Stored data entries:
= = = = =

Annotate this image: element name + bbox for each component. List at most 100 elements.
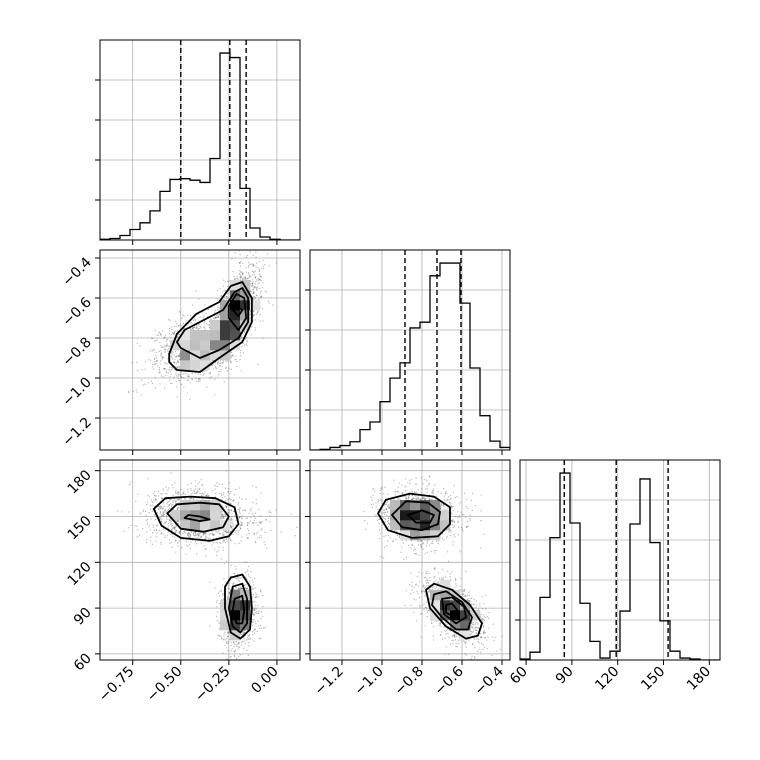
scatter-point <box>140 394 143 396</box>
scatter-point <box>165 344 167 347</box>
scatter-point <box>260 267 263 270</box>
hist-clip-group <box>100 40 300 240</box>
scatter-point <box>237 517 240 520</box>
scatter-point <box>150 536 152 538</box>
scatter-point <box>224 631 226 633</box>
scatter-point <box>174 526 177 529</box>
scatter-point <box>159 332 161 334</box>
scatter-point <box>171 546 173 549</box>
scatter-point <box>200 326 202 329</box>
scatter-point <box>169 376 171 378</box>
scatter-point <box>236 360 238 363</box>
scatter-point <box>252 254 254 257</box>
scatter-point <box>216 551 218 553</box>
scatter-point <box>231 355 233 357</box>
scatter-point <box>226 658 228 660</box>
scatter-point <box>225 515 227 517</box>
scatter-point <box>246 649 248 652</box>
scatter-point <box>197 380 200 383</box>
scatter-point <box>166 343 168 345</box>
scatter-point <box>183 386 185 388</box>
scatter-point <box>168 332 170 335</box>
scatter-point <box>174 500 177 502</box>
density-cell <box>180 360 191 371</box>
scatter-point <box>227 631 230 633</box>
scatter-point <box>247 638 250 640</box>
scatter-point <box>242 352 245 354</box>
scatter-point <box>230 641 232 643</box>
scatter-point <box>228 509 230 511</box>
scatter-point <box>251 579 253 582</box>
scatter-point <box>177 523 180 525</box>
scatter-point <box>226 498 228 500</box>
scatter-point <box>242 647 245 650</box>
scatter-point <box>217 363 219 365</box>
x-tick-label: 150 <box>638 664 668 694</box>
density-cell <box>200 330 211 341</box>
scatter-point <box>253 609 255 611</box>
scatter-point <box>159 517 162 519</box>
scatter-point <box>166 362 169 365</box>
scatter-point <box>251 326 253 328</box>
density-cell <box>210 330 221 341</box>
scatter-point <box>250 275 252 277</box>
scatter-point <box>239 526 241 529</box>
scatter-point <box>252 593 255 596</box>
scatter-point <box>180 376 182 378</box>
y-tick-label: −1.2 <box>59 415 94 450</box>
scatter-point <box>233 655 236 658</box>
scatter-point <box>230 351 233 354</box>
scatter-point <box>253 310 255 313</box>
scatter-point <box>211 360 213 362</box>
scatter-point <box>222 639 225 641</box>
scatter-point <box>242 272 244 274</box>
scatter-point <box>265 291 268 293</box>
scatter-point <box>178 531 180 534</box>
scatter-point <box>209 581 211 583</box>
scatter-point <box>254 517 257 520</box>
scatter-point <box>224 505 227 507</box>
scatter-point <box>142 509 145 511</box>
scatter-point <box>235 358 237 361</box>
scatter-point <box>162 528 165 530</box>
scatter-point <box>175 320 177 323</box>
scatter-point <box>195 290 197 292</box>
scatter-point <box>250 510 252 512</box>
scatter-point <box>215 554 218 557</box>
scatter-point <box>214 378 216 380</box>
scatter-point <box>227 641 230 643</box>
scatter-point <box>217 634 219 636</box>
scatter-point <box>149 350 152 352</box>
scatter-point <box>179 530 182 532</box>
scatter-point <box>255 622 257 625</box>
scatter-point <box>244 576 247 578</box>
scatter-point <box>174 502 177 504</box>
scatter-point <box>146 518 149 521</box>
scatter-point <box>252 271 255 273</box>
scatter-point <box>220 494 223 497</box>
scatter-point <box>252 281 254 283</box>
density-cell <box>180 330 191 341</box>
scatter-point <box>160 354 162 357</box>
scatter-point <box>175 326 177 328</box>
scatter-point <box>176 508 178 510</box>
scatter-point <box>174 350 177 353</box>
scatter-point <box>221 496 223 498</box>
scatter-point <box>246 588 248 590</box>
scatter-point <box>290 513 292 515</box>
scatter-point <box>177 545 179 547</box>
scatter-point <box>208 372 210 375</box>
density-cell <box>220 310 231 321</box>
scatter-point <box>184 497 186 500</box>
scatter-point <box>199 316 201 318</box>
scatter-point <box>270 511 272 514</box>
scatter-point <box>177 373 179 376</box>
scatter-point <box>236 275 238 278</box>
scatter-point <box>129 481 132 483</box>
scatter-point <box>198 327 200 330</box>
scatter-point <box>169 319 171 322</box>
scatter-point <box>177 361 179 363</box>
scatter-point <box>267 300 270 302</box>
scatter-point <box>192 492 194 494</box>
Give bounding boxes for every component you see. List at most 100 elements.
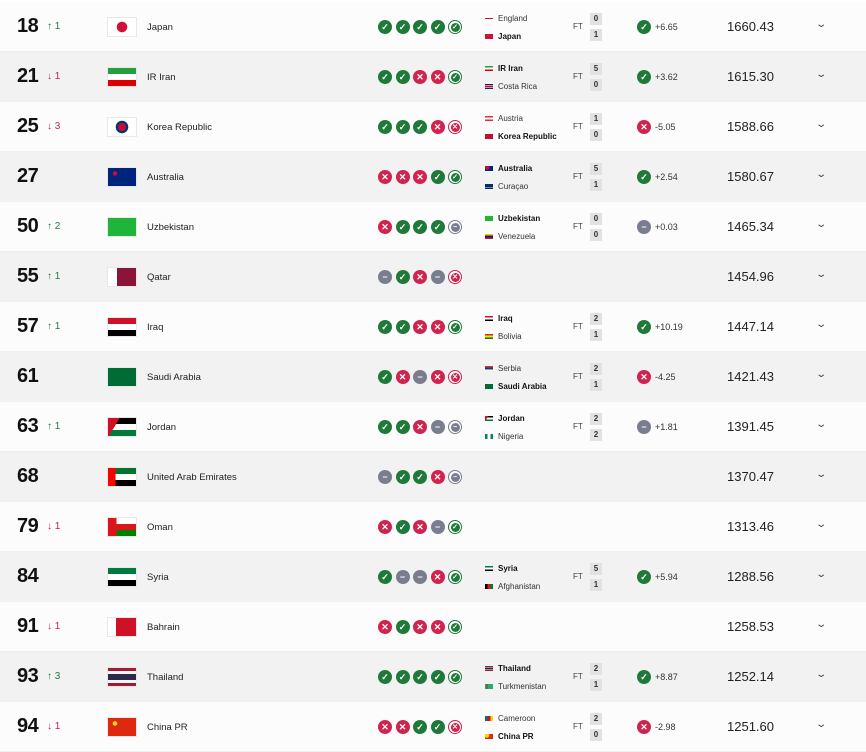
win-icon: ✓ xyxy=(413,670,427,684)
flag-cw xyxy=(485,184,493,189)
ranking-row[interactable]: 57 ↑ 1 Iraq ✓ ✓ ✕ ✕ ✓ Iraq Bolivia FT 2 1 ✓ +10.19 1447… xyxy=(0,302,866,352)
team-name[interactable]: Australia xyxy=(147,172,184,183)
total-points: 1465.34 xyxy=(727,219,774,234)
win-icon: ✓ xyxy=(637,70,651,84)
rank-change-up: ↑ 1 xyxy=(47,421,61,432)
flag-jp xyxy=(107,17,137,37)
flag-sy xyxy=(107,567,137,587)
rank-number: 27 xyxy=(17,165,39,187)
draw-icon: − xyxy=(430,520,445,534)
draw-icon: − xyxy=(413,570,427,584)
ranking-row[interactable]: 79 ↓ 1 Oman ✕ ✓ ✕ − ✓ 1313.46 ⌄ xyxy=(0,502,866,552)
draw-icon: − xyxy=(430,420,445,434)
win-icon: ✓ xyxy=(430,170,445,184)
team-name[interactable]: Qatar xyxy=(147,272,171,283)
chevron-down-icon[interactable]: ⌄ xyxy=(815,519,828,530)
chevron-down-icon[interactable]: ⌄ xyxy=(815,269,828,280)
ranking-row[interactable]: 61 Saudi Arabia ✓ ✕ − ✕ ✕ Serbia Saudi Arabia FT 2… xyxy=(0,352,866,402)
chevron-down-icon[interactable]: ⌄ xyxy=(815,119,828,130)
win-icon: ✓ xyxy=(448,170,462,184)
away-score: 1 xyxy=(590,379,602,391)
ranking-row[interactable]: 68 United Arab Emirates − ✓ ✓ ✕ −1370.47 ⌄ xyxy=(0,452,866,502)
match-team-away: Turkmenistan xyxy=(485,682,546,691)
team-name[interactable]: Thailand xyxy=(147,672,184,683)
win-icon: ✓ xyxy=(395,670,410,684)
ranking-row[interactable]: 91 ↓ 1 Bahrain ✕ ✓ ✕ ✕ ✓ 1258.53 ⌄ xyxy=(0,602,866,652)
team-name[interactable]: United Arab Emirates xyxy=(147,472,237,483)
recent-form: ✕ ✕ ✓ ✓ ✕ xyxy=(378,720,462,734)
win-icon: ✓ xyxy=(637,320,651,334)
team-name[interactable]: Oman xyxy=(147,522,173,533)
flag-au xyxy=(485,166,493,171)
team-name[interactable]: Iraq xyxy=(147,322,164,333)
win-icon: ✓ xyxy=(395,320,410,334)
team-name[interactable]: Korea Republic xyxy=(147,122,212,133)
team-name[interactable]: Jordan xyxy=(147,422,177,433)
chevron-down-icon[interactable]: ⌄ xyxy=(815,569,828,580)
team-name[interactable]: Syria xyxy=(147,572,169,583)
ranking-row[interactable]: 27 Australia ✕ ✕ ✕ ✓ ✓ Australia Curaçao FT 5 1 ✓ +2.… xyxy=(0,152,866,202)
win-icon: ✓ xyxy=(448,20,462,34)
rank-number: 61 xyxy=(17,365,39,387)
team-name[interactable]: IR Iran xyxy=(147,72,176,83)
total-points: 1454.96 xyxy=(727,269,774,284)
loss-icon: ✕ xyxy=(378,220,392,234)
home-score: 5 xyxy=(590,563,602,575)
match-status: FT xyxy=(573,672,583,681)
total-points: 1288.56 xyxy=(727,569,774,584)
chevron-down-icon[interactable]: ⌄ xyxy=(815,169,828,180)
recent-form: ✓ − − ✕ ✓ xyxy=(378,570,462,584)
team-name[interactable]: Saudi Arabia xyxy=(147,372,201,383)
away-team-name: Afghanistan xyxy=(498,582,541,591)
loss-icon: ✕ xyxy=(413,70,427,84)
chevron-down-icon[interactable]: ⌄ xyxy=(815,219,828,230)
flag-uz xyxy=(107,217,137,237)
win-icon: ✓ xyxy=(378,320,392,334)
ranking-row[interactable]: 21 ↓ 1 IR Iran ✓ ✓ ✕ ✕ ✓ IR Iran Costa Rica FT 5 0 ✓ +… xyxy=(0,52,866,102)
match-team-away: Japan xyxy=(485,32,521,41)
chevron-down-icon[interactable]: ⌄ xyxy=(815,19,828,30)
team-name[interactable]: China PR xyxy=(147,722,188,733)
match-team-away: Venezuela xyxy=(485,232,535,241)
flag-ir xyxy=(107,67,137,87)
team-name[interactable]: Uzbekistan xyxy=(147,222,194,233)
team-name[interactable]: Japan xyxy=(147,22,173,33)
chevron-down-icon[interactable]: ⌄ xyxy=(815,469,828,480)
chevron-down-icon[interactable]: ⌄ xyxy=(815,69,828,80)
ranking-row[interactable]: 94 ↓ 1 China PR ✕ ✕ ✓ ✓ ✕ Cameroon China PR FT 2 0 ✕ -… xyxy=(0,702,866,752)
match-status: FT xyxy=(573,372,583,381)
flag-at xyxy=(485,116,493,121)
points-change: +6.65 xyxy=(655,22,678,32)
ranking-row[interactable]: 55 ↑ 1 Qatar − ✓ ✕ − ✕ 1454.96 ⌄ xyxy=(0,252,866,302)
match-status: FT xyxy=(573,72,583,81)
chevron-down-icon[interactable]: ⌄ xyxy=(815,419,828,430)
flag-iq xyxy=(107,317,137,337)
flag-rs xyxy=(485,366,493,371)
win-icon: ✓ xyxy=(413,20,427,34)
ranking-row[interactable]: 50 ↑ 2 Uzbekistan ✕ ✓ ✓ ✓ − Uzbekistan Venezuela F… xyxy=(0,202,866,252)
ranking-row[interactable]: 84 Syria ✓ − − ✕ ✓ Syria Afghanistan FT 5 1 ✓ +5.94 12… xyxy=(0,552,866,602)
rank-change-up: ↑ 1 xyxy=(47,21,61,32)
loss-icon: ✕ xyxy=(378,620,392,634)
ranking-row[interactable]: 63 ↑ 1 Jordan ✓ ✓ ✕ − − Jordan Nigeria FT 2 2− +1.81 1… xyxy=(0,402,866,452)
chevron-down-icon[interactable]: ⌄ xyxy=(815,369,828,380)
chevron-down-icon[interactable]: ⌄ xyxy=(815,669,828,680)
draw-icon: − xyxy=(378,470,392,484)
win-icon: ✓ xyxy=(395,120,410,134)
chevron-down-icon[interactable]: ⌄ xyxy=(815,619,828,630)
away-score: 1 xyxy=(590,179,602,191)
ranking-row[interactable]: 25 ↓ 3 Korea Republic ✓ ✓ ✓ ✕ ✕ Austria Korea Rep… xyxy=(0,102,866,152)
rank-change-down: ↓ 1 xyxy=(47,521,61,532)
flag-kr xyxy=(485,134,493,139)
ranking-row[interactable]: 18 ↑ 1 Japan ✓ ✓ ✓ ✓ ✓ England Japan FT 0 1 ✓ +6.65 166… xyxy=(0,2,866,52)
rank-number: 57 xyxy=(17,315,39,337)
team-name[interactable]: Bahrain xyxy=(147,622,180,633)
chevron-down-icon[interactable]: ⌄ xyxy=(815,319,828,330)
chevron-down-icon[interactable]: ⌄ xyxy=(815,719,828,730)
match-status: FT xyxy=(573,172,583,181)
rank-change-down: ↓ 3 xyxy=(47,121,61,132)
away-team-name: Japan xyxy=(498,32,522,41)
ranking-row[interactable]: 93 ↑ 3 Thailand ✓ ✓ ✓ ✓ ✓ Thailand Turkmenistan FT… xyxy=(0,652,866,702)
rank-change-down: ↓ 1 xyxy=(47,621,61,632)
win-icon: ✓ xyxy=(378,20,392,34)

= = = = =

Aim of the exercise: Copy out the lines of the material from the one containing "win-icon: ✓ xyxy=(413,670,427,684)" through the one containing "win-icon: ✓ xyxy=(637,70,651,84)", including both of those lines.

Solution to this problem:
win-icon: ✓ xyxy=(413,670,427,684)
flag-cw xyxy=(485,184,493,189)
ranking-row[interactable]: 57 ↑ 1 Iraq ✓ ✓ ✕ ✕ ✓ Iraq Bolivia FT 2 1 ✓ +10.19 1447… xyxy=(0,302,866,352)
team-name[interactable]: Australia xyxy=(147,172,184,183)
total-points: 1465.34 xyxy=(727,219,774,234)
win-icon: ✓ xyxy=(637,70,651,84)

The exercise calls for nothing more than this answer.